▶ Task objective
Extract the full listing verbatim and drop any pictures from your copy.

▶ Rows
* * * * * * *

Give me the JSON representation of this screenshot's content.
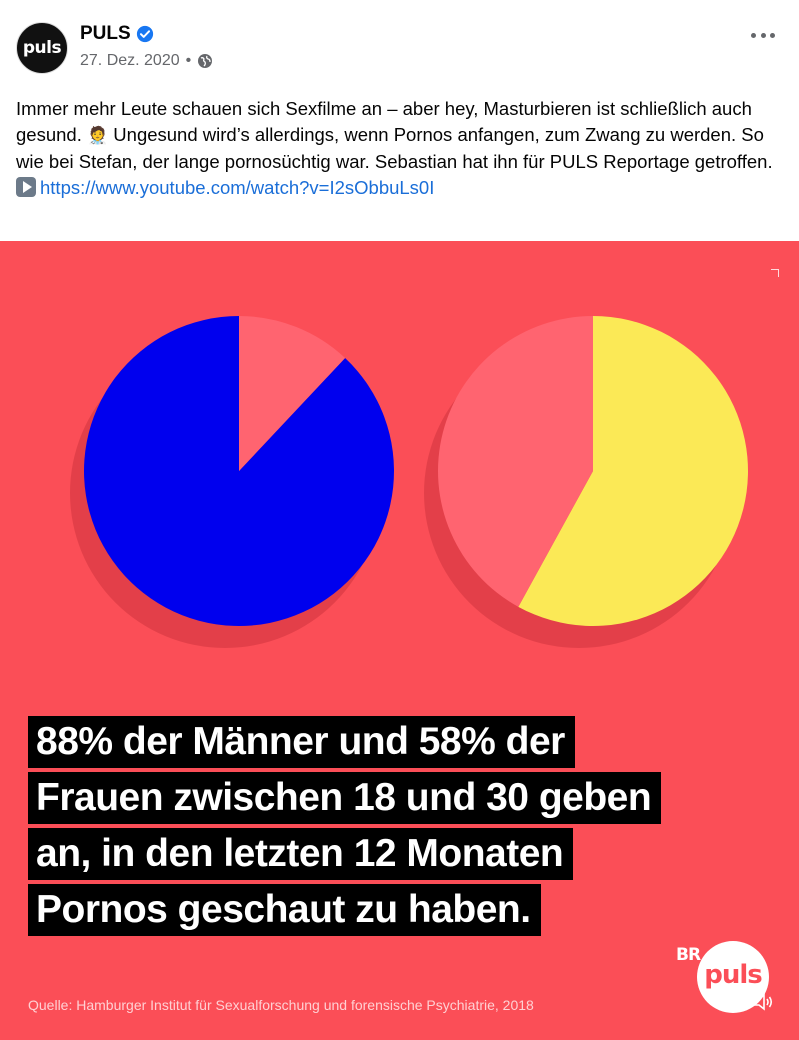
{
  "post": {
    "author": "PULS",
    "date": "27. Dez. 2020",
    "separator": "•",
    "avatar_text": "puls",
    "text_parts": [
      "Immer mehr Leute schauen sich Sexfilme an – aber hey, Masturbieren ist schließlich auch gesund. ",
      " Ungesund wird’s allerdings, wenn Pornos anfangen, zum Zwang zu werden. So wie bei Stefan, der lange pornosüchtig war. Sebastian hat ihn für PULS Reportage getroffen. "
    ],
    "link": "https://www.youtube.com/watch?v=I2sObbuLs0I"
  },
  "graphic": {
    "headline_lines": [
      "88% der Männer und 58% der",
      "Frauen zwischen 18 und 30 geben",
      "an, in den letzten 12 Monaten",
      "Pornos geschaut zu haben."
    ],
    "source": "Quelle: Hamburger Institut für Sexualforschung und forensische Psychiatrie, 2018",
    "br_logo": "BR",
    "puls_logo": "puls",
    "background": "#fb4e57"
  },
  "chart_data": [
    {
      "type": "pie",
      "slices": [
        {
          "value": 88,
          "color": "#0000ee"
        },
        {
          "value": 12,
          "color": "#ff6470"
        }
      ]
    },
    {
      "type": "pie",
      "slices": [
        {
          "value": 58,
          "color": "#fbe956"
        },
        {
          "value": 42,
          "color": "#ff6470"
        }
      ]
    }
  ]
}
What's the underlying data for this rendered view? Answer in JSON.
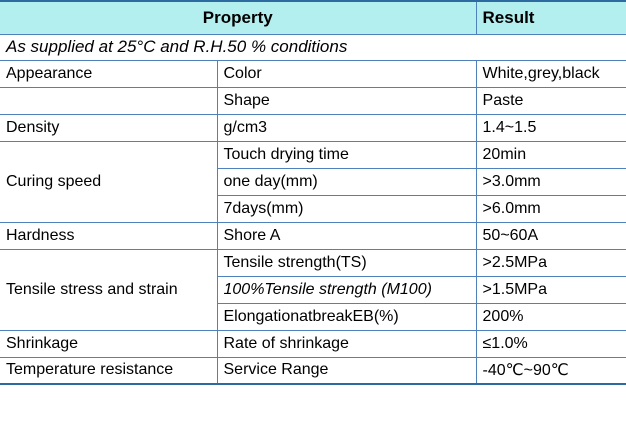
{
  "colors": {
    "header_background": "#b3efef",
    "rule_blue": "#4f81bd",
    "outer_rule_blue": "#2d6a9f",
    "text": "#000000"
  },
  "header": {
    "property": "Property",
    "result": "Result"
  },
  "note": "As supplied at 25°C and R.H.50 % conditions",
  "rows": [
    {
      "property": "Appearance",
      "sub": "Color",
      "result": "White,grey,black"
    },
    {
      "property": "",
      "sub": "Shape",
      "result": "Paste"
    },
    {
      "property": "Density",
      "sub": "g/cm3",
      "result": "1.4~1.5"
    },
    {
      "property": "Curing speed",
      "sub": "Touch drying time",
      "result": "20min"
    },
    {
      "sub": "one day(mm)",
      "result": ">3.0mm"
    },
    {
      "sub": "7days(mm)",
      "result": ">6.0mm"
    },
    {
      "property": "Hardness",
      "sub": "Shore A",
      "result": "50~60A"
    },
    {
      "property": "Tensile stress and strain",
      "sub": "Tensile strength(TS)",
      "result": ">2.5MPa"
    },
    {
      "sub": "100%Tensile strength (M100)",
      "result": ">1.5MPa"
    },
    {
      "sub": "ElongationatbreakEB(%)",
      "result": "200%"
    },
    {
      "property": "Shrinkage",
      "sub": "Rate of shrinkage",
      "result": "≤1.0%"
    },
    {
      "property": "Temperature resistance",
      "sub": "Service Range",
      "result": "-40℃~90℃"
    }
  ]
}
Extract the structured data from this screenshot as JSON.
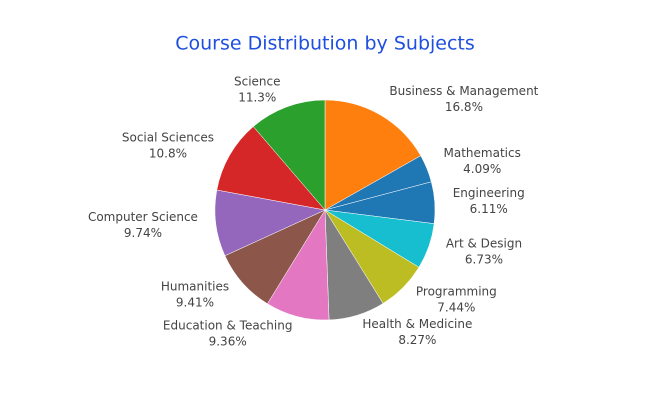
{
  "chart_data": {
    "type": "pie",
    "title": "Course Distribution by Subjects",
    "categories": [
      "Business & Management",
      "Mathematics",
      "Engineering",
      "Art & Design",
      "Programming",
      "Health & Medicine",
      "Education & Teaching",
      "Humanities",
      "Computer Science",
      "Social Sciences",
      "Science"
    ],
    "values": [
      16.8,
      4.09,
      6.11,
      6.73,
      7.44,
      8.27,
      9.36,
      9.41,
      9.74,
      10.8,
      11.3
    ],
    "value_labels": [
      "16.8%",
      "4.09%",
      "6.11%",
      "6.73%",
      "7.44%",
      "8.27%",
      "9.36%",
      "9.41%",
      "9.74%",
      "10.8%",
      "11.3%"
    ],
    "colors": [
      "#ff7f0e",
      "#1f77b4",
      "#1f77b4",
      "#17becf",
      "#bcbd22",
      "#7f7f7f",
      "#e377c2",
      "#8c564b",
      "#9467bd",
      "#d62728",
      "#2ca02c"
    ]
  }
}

* * * * * * *

▶ Task result
Give me the JSON representation of this screenshot's content.
{
  "post": {
    "author": "PULS",
    "date": "27. Dez. 2020",
    "separator": "•",
    "avatar_text": "puls",
    "text_parts": [
      "Immer mehr Leute schauen sich Sexfilme an – aber hey, Masturbieren ist schließlich auch gesund. ",
      " Ungesund wird’s allerdings, wenn Pornos anfangen, zum Zwang zu werden. So wie bei Stefan, der lange pornosüchtig war. Sebastian hat ihn für PULS Reportage getroffen. "
    ],
    "link": "https://www.youtube.com/watch?v=I2sObbuLs0I"
  },
  "graphic": {
    "headline_lines": [
      "88% der Männer und 58% der",
      "Frauen zwischen 18 und 30 geben",
      "an, in den letzten 12 Monaten",
      "Pornos geschaut zu haben."
    ],
    "source": "Quelle: Hamburger Institut für Sexualforschung und forensische Psychiatrie, 2018",
    "br_logo": "BR",
    "puls_logo": "puls",
    "background": "#fb4e57"
  },
  "chart_data": [
    {
      "type": "pie",
      "slices": [
        {
          "value": 88,
          "color": "#0000ee"
        },
        {
          "value": 12,
          "color": "#ff6470"
        }
      ]
    },
    {
      "type": "pie",
      "slices": [
        {
          "value": 58,
          "color": "#fbe956"
        },
        {
          "value": 42,
          "color": "#ff6470"
        }
      ]
    }
  ]
}
What's the underlying data for this rendered view? Answer in JSON.
{
  "colors": {
    "header_background": "#b3efef",
    "rule_blue": "#4f81bd",
    "outer_rule_blue": "#2d6a9f",
    "text": "#000000"
  },
  "header": {
    "property": "Property",
    "result": "Result"
  },
  "note": "As supplied at 25°C and R.H.50 % conditions",
  "rows": [
    {
      "property": "Appearance",
      "sub": "Color",
      "result": "White,grey,black"
    },
    {
      "property": "",
      "sub": "Shape",
      "result": "Paste"
    },
    {
      "property": "Density",
      "sub": "g/cm3",
      "result": "1.4~1.5"
    },
    {
      "property": "Curing speed",
      "sub": "Touch drying time",
      "result": "20min"
    },
    {
      "sub": "one day(mm)",
      "result": ">3.0mm"
    },
    {
      "sub": "7days(mm)",
      "result": ">6.0mm"
    },
    {
      "property": "Hardness",
      "sub": "Shore A",
      "result": "50~60A"
    },
    {
      "property": "Tensile stress and strain",
      "sub": "Tensile strength(TS)",
      "result": ">2.5MPa"
    },
    {
      "sub": "100%Tensile strength (M100)",
      "result": ">1.5MPa"
    },
    {
      "sub": "ElongationatbreakEB(%)",
      "result": "200%"
    },
    {
      "property": "Shrinkage",
      "sub": "Rate of shrinkage",
      "result": "≤1.0%"
    },
    {
      "property": "Temperature resistance",
      "sub": "Service Range",
      "result": "-40℃~90℃"
    }
  ]
}
Extract the structured data from this screenshot as JSON.
{
  "chart_data": {
    "type": "pie",
    "title": "Course Distribution by Subjects",
    "categories": [
      "Business & Management",
      "Mathematics",
      "Engineering",
      "Art & Design",
      "Programming",
      "Health & Medicine",
      "Education & Teaching",
      "Humanities",
      "Computer Science",
      "Social Sciences",
      "Science"
    ],
    "values": [
      16.8,
      4.09,
      6.11,
      6.73,
      7.44,
      8.27,
      9.36,
      9.41,
      9.74,
      10.8,
      11.3
    ],
    "value_labels": [
      "16.8%",
      "4.09%",
      "6.11%",
      "6.73%",
      "7.44%",
      "8.27%",
      "9.36%",
      "9.41%",
      "9.74%",
      "10.8%",
      "11.3%"
    ],
    "colors": [
      "#ff7f0e",
      "#1f77b4",
      "#1f77b4",
      "#17becf",
      "#bcbd22",
      "#7f7f7f",
      "#e377c2",
      "#8c564b",
      "#9467bd",
      "#d62728",
      "#2ca02c"
    ]
  }
}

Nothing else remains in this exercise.